_Goal_: Only the number is wanted: count the lines that contain "Paxillin".

Dataset items
☆ ☆ ☆
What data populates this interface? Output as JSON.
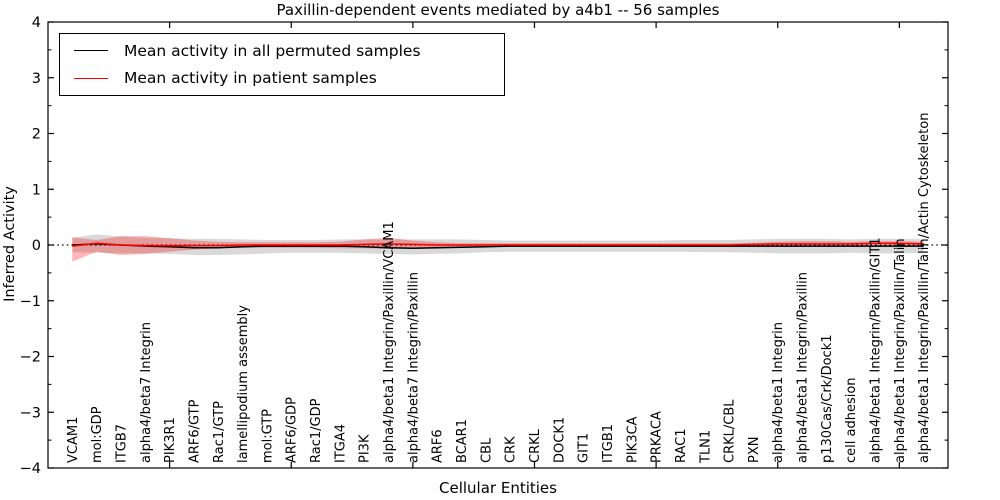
{
  "chart_data": {
    "type": "line",
    "title": "Paxillin-dependent events mediated by a4b1 -- 56 samples",
    "xlabel": "Cellular Entities",
    "ylabel": "Inferred Activity",
    "ylim": [
      -4,
      4
    ],
    "xlim": [
      0,
      37
    ],
    "yticks": [
      4,
      3,
      2,
      1,
      0,
      -1,
      -2,
      -3,
      -4
    ],
    "ytick_labels": [
      "4",
      "3",
      "2",
      "1",
      "0",
      "−1",
      "−2",
      "−3",
      "−4"
    ],
    "ytick_minor_step": 0.5,
    "xticks": [
      5,
      10,
      15,
      20,
      25,
      30,
      35
    ],
    "grid": false,
    "legend_position": "upper left",
    "zero_line": {
      "style": "dotted",
      "color": "#000000",
      "y": 0
    },
    "categories": [
      "VCAM1",
      "mol:GDP",
      "ITGB7",
      "alpha4/beta7 Integrin",
      "PIK3R1",
      "ARF6/GTP",
      "Rac1/GTP",
      "lamellipodium assembly",
      "mol:GTP",
      "ARF6/GDP",
      "Rac1/GDP",
      "ITGA4",
      "PI3K",
      "alpha4/beta1 Integrin/Paxillin/VCAM1",
      "alpha4/beta7 Integrin/Paxillin",
      "ARF6",
      "BCAR1",
      "CBL",
      "CRK",
      "CRKL",
      "DOCK1",
      "GIT1",
      "ITGB1",
      "PIK3CA",
      "PRKACA",
      "RAC1",
      "TLN1",
      "CRKL/CBL",
      "PXN",
      "alpha4/beta1 Integrin",
      "alpha4/beta1 Integrin/Paxillin",
      "p130Cas/Crk/Dock1",
      "cell adhesion",
      "alpha4/beta1 Integrin/Paxillin/GIT1",
      "alpha4/beta1 Integrin/Paxillin/Talin",
      "alpha4/beta1 Integrin/Paxillin/Talin/Actin Cytoskeleton"
    ],
    "series": [
      {
        "name": "Mean activity in all permuted samples",
        "color": "#000000",
        "band_color": "rgba(0,0,0,0.15)",
        "values": [
          0.0,
          0.02,
          0.0,
          -0.02,
          -0.03,
          -0.05,
          -0.05,
          -0.03,
          -0.02,
          -0.02,
          -0.02,
          -0.02,
          -0.03,
          -0.05,
          -0.06,
          -0.05,
          -0.04,
          -0.03,
          -0.02,
          -0.02,
          -0.02,
          -0.02,
          -0.02,
          -0.02,
          -0.02,
          -0.02,
          -0.02,
          -0.02,
          -0.02,
          -0.02,
          -0.02,
          -0.02,
          -0.02,
          -0.02,
          -0.02,
          -0.02
        ],
        "band_upper": [
          0.13,
          0.19,
          0.15,
          0.13,
          0.12,
          0.11,
          0.11,
          0.1,
          0.09,
          0.09,
          0.09,
          0.1,
          0.1,
          0.1,
          0.1,
          0.1,
          0.1,
          0.09,
          0.08,
          0.08,
          0.08,
          0.08,
          0.08,
          0.08,
          0.08,
          0.09,
          0.09,
          0.09,
          0.1,
          0.11,
          0.11,
          0.11,
          0.1,
          0.11,
          0.11,
          0.1
        ],
        "band_lower": [
          -0.13,
          -0.14,
          -0.15,
          -0.15,
          -0.16,
          -0.18,
          -0.18,
          -0.17,
          -0.15,
          -0.14,
          -0.14,
          -0.14,
          -0.15,
          -0.16,
          -0.17,
          -0.16,
          -0.15,
          -0.13,
          -0.12,
          -0.12,
          -0.12,
          -0.12,
          -0.12,
          -0.12,
          -0.12,
          -0.12,
          -0.13,
          -0.13,
          -0.14,
          -0.15,
          -0.15,
          -0.15,
          -0.14,
          -0.15,
          -0.15,
          -0.14
        ]
      },
      {
        "name": "Mean activity in patient samples",
        "color": "#ff0000",
        "band_color": "rgba(255,0,0,0.28)",
        "values": [
          -0.02,
          0.03,
          0.0,
          -0.01,
          -0.01,
          -0.01,
          -0.01,
          0.0,
          0.0,
          0.0,
          0.0,
          0.0,
          0.01,
          0.02,
          0.01,
          0.0,
          0.0,
          0.0,
          0.0,
          0.0,
          0.0,
          0.0,
          0.0,
          0.0,
          0.0,
          0.0,
          0.0,
          0.0,
          0.01,
          0.02,
          0.02,
          0.02,
          0.02,
          0.03,
          0.03,
          0.02
        ],
        "band_upper": [
          0.14,
          0.09,
          0.16,
          0.16,
          0.12,
          0.08,
          0.06,
          0.05,
          0.05,
          0.05,
          0.05,
          0.06,
          0.1,
          0.13,
          0.08,
          0.05,
          0.03,
          0.03,
          0.03,
          0.03,
          0.03,
          0.03,
          0.03,
          0.03,
          0.03,
          0.03,
          0.03,
          0.03,
          0.04,
          0.06,
          0.07,
          0.07,
          0.06,
          0.07,
          0.07,
          0.06
        ],
        "band_lower": [
          -0.3,
          -0.12,
          -0.18,
          -0.16,
          -0.12,
          -0.08,
          -0.06,
          -0.05,
          -0.05,
          -0.05,
          -0.05,
          -0.06,
          -0.06,
          -0.07,
          -0.05,
          -0.04,
          -0.03,
          -0.03,
          -0.03,
          -0.03,
          -0.03,
          -0.03,
          -0.03,
          -0.03,
          -0.03,
          -0.03,
          -0.03,
          -0.03,
          -0.02,
          -0.02,
          -0.02,
          -0.02,
          -0.02,
          -0.02,
          -0.02,
          -0.02
        ]
      }
    ]
  },
  "legend": {
    "entries": [
      {
        "label": "Mean activity in all permuted samples",
        "color": "#000000"
      },
      {
        "label": "Mean activity in patient samples",
        "color": "#ff0000"
      }
    ]
  }
}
☆ ☆ ☆
_Task output_: 7